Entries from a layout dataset
· · · · ·
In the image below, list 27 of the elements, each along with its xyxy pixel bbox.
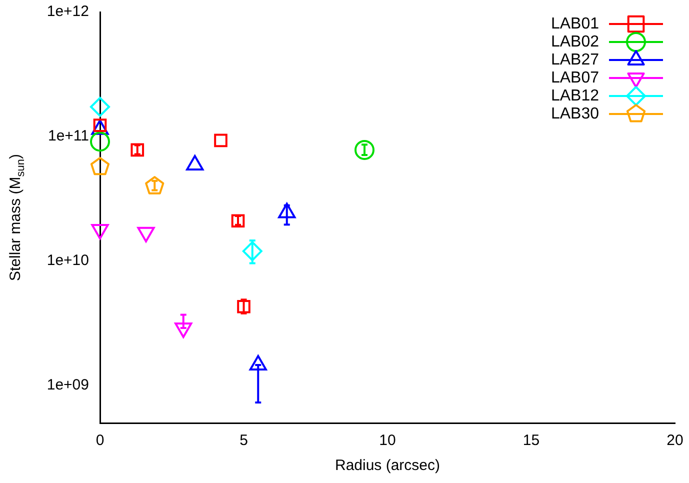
point [90,96,110,117]
legend-label: LAB27 [550,51,600,68]
y-axis-title: Stellar mass (Msun) [7,154,28,281]
x-tick-label: 0 [96,432,104,450]
legend-label: LAB01 [550,15,600,32]
x-tick-label: 5 [240,432,248,450]
y-tick-label: 1e+12 [46,3,89,20]
y-tick-label: 1e+09 [46,376,89,394]
legend-label: LAB30 [550,105,600,122]
point [231,214,245,228]
point [214,134,228,148]
legend-label: LAB02 [550,33,600,50]
point [145,176,164,194]
y-tick-label: 1e+11 [48,128,89,145]
point [354,140,374,160]
x-axis-title: Radius (arcsec) [334,457,440,474]
point [237,300,250,314]
x-tick-label: 10 [379,432,396,450]
legend-label: LAB12 [550,87,600,104]
y-tick-label: 1e+10 [46,252,89,270]
x-tick-label: 20 [666,432,684,450]
point [90,132,110,152]
point [242,241,262,262]
x-tick-label: 15 [522,432,540,450]
point [130,143,144,157]
point [90,156,110,176]
legend-label: LAB07 [550,69,600,86]
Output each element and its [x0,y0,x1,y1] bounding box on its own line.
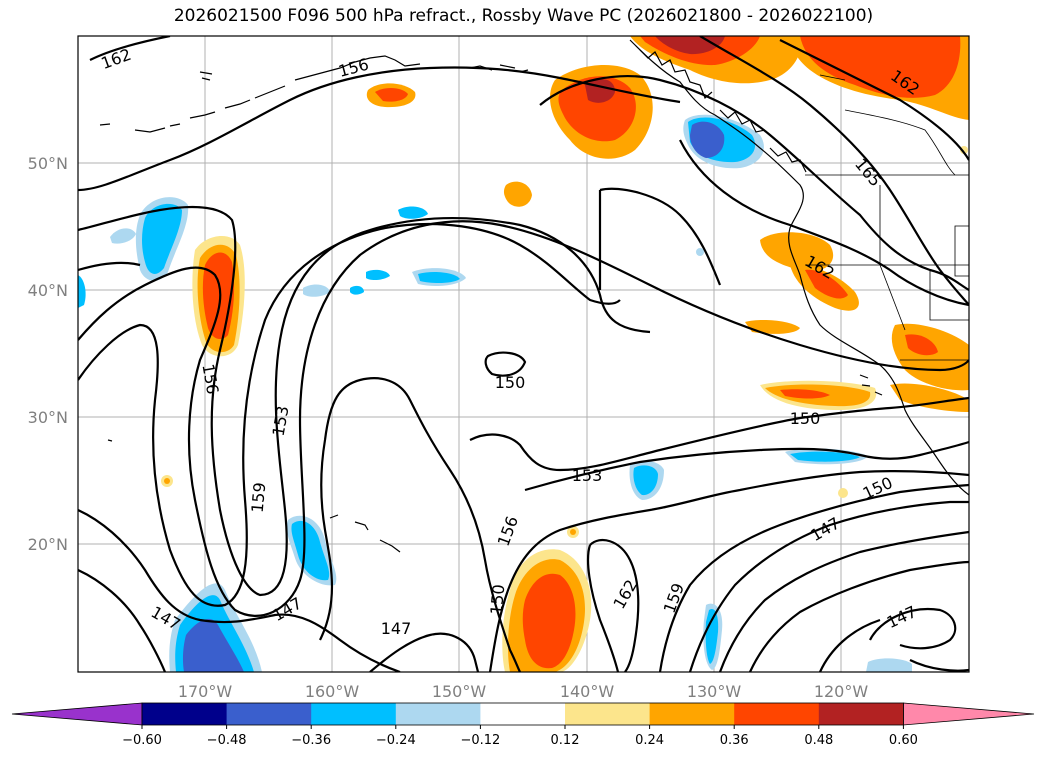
· · · · ·
# TO DO:
Convert every one of the rows above into a numbered list, skipping any blank lines. Leave the pictures out of your answer.

# WRITTEN RESPONSE:
1. In the image below, list 27 of the elements, each along with its xyxy pixel bbox.
2. point [90,96,110,117]
3. legend-label: LAB27 [550,51,600,68]
4. y-axis-title: Stellar mass (Msun) [7,154,28,281]
5. x-tick-label: 0 [96,432,104,450]
6. legend-label: LAB01 [550,15,600,32]
7. x-tick-label: 5 [240,432,248,450]
8. y-tick-label: 1e+12 [46,3,89,20]
9. y-tick-label: 1e+09 [46,376,89,394]
10. legend-label: LAB30 [550,105,600,122]
11. point [231,214,245,228]
12. point [214,134,228,148]
13. legend-label: LAB02 [550,33,600,50]
14. point [145,176,164,194]
15. y-tick-label: 1e+11 [48,128,89,145]
16. point [354,140,374,160]
17. x-axis-title: Radius (arcsec) [334,457,440,474]
18. point [237,300,250,314]
19. x-tick-label: 10 [379,432,396,450]
20. legend-label: LAB12 [550,87,600,104]
21. y-tick-label: 1e+10 [46,252,89,270]
22. x-tick-label: 20 [666,432,684,450]
23. point [90,132,110,152]
24. point [242,241,262,262]
25. x-tick-label: 15 [522,432,540,450]
26. point [130,143,144,157]
27. point [90,156,110,176]
28. legend-label: LAB07 [550,69,600,86]
29. Output each element and its [x0,y0,x1,y1] bounding box on its own line.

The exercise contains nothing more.